◆ **What this task involves**
Look through the lines of the material and count those containing "элитных". Give that count alone.

________________________

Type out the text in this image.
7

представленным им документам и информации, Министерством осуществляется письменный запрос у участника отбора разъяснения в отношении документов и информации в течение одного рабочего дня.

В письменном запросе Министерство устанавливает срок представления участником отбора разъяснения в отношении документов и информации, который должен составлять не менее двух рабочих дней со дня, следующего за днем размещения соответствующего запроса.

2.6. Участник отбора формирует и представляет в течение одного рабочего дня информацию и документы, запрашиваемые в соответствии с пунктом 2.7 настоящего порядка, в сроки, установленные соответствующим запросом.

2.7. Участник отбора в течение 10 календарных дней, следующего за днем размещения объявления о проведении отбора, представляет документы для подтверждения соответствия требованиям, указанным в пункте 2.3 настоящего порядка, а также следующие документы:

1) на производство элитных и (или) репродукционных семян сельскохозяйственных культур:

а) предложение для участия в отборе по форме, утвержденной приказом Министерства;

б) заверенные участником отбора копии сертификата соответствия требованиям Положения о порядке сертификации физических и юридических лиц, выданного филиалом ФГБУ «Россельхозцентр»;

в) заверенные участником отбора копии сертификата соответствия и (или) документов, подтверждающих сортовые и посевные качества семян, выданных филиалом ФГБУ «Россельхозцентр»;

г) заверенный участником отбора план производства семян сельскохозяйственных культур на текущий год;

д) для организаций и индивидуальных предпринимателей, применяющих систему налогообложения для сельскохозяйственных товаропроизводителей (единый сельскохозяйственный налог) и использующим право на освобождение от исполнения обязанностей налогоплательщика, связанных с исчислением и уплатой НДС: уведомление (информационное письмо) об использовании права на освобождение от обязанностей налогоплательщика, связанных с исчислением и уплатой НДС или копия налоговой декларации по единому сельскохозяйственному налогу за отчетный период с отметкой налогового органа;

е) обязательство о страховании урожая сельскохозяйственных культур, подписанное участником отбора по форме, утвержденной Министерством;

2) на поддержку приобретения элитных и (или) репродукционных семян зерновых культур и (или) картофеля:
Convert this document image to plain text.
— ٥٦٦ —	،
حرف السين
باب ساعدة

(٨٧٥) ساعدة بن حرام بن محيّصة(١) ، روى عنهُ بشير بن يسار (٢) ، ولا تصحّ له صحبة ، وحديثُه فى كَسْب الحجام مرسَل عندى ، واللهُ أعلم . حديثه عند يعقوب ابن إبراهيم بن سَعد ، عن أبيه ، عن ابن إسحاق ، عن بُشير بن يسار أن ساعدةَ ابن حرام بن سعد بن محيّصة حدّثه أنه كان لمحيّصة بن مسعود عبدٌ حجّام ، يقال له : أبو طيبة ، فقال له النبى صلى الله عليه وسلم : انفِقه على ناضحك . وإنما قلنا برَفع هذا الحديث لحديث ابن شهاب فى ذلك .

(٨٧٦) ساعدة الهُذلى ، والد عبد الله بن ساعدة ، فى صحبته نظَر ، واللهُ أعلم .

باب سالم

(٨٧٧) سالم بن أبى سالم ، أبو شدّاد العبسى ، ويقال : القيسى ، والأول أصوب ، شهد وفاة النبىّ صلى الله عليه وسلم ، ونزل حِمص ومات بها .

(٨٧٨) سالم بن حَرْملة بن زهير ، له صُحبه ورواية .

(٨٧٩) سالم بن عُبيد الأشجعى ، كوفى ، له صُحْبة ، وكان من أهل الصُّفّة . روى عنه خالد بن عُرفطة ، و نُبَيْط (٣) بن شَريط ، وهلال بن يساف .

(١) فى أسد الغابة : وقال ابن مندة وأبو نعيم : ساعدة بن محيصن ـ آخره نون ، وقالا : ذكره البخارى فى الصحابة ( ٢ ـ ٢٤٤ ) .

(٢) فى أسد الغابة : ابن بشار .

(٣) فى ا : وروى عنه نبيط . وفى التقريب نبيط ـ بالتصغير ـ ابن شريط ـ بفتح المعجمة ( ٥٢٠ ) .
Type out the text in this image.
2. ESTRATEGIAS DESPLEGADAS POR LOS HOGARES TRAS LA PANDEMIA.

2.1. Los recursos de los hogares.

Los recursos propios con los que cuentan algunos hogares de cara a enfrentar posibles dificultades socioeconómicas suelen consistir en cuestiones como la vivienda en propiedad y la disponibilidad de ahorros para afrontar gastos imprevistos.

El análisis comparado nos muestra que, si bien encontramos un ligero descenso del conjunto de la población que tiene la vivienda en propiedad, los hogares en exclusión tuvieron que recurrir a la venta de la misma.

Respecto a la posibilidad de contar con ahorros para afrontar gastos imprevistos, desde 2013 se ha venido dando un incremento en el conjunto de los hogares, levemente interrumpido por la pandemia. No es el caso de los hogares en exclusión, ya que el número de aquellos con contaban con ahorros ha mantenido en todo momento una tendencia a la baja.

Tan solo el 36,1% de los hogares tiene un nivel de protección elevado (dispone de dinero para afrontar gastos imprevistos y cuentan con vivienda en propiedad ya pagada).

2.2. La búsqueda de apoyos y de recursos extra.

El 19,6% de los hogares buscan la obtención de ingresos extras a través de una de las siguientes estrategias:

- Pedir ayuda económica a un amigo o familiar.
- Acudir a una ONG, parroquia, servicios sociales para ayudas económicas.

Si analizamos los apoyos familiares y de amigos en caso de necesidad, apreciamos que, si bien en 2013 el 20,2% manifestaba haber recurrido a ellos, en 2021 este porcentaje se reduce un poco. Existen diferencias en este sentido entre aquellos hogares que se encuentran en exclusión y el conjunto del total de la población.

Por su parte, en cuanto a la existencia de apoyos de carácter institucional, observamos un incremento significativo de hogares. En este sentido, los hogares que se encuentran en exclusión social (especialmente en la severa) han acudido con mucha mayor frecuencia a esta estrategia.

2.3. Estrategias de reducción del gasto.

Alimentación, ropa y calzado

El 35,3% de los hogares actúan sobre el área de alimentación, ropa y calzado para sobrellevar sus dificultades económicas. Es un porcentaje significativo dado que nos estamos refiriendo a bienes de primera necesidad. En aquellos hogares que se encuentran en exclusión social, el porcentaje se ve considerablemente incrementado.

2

________________________

◆ **Task response**
2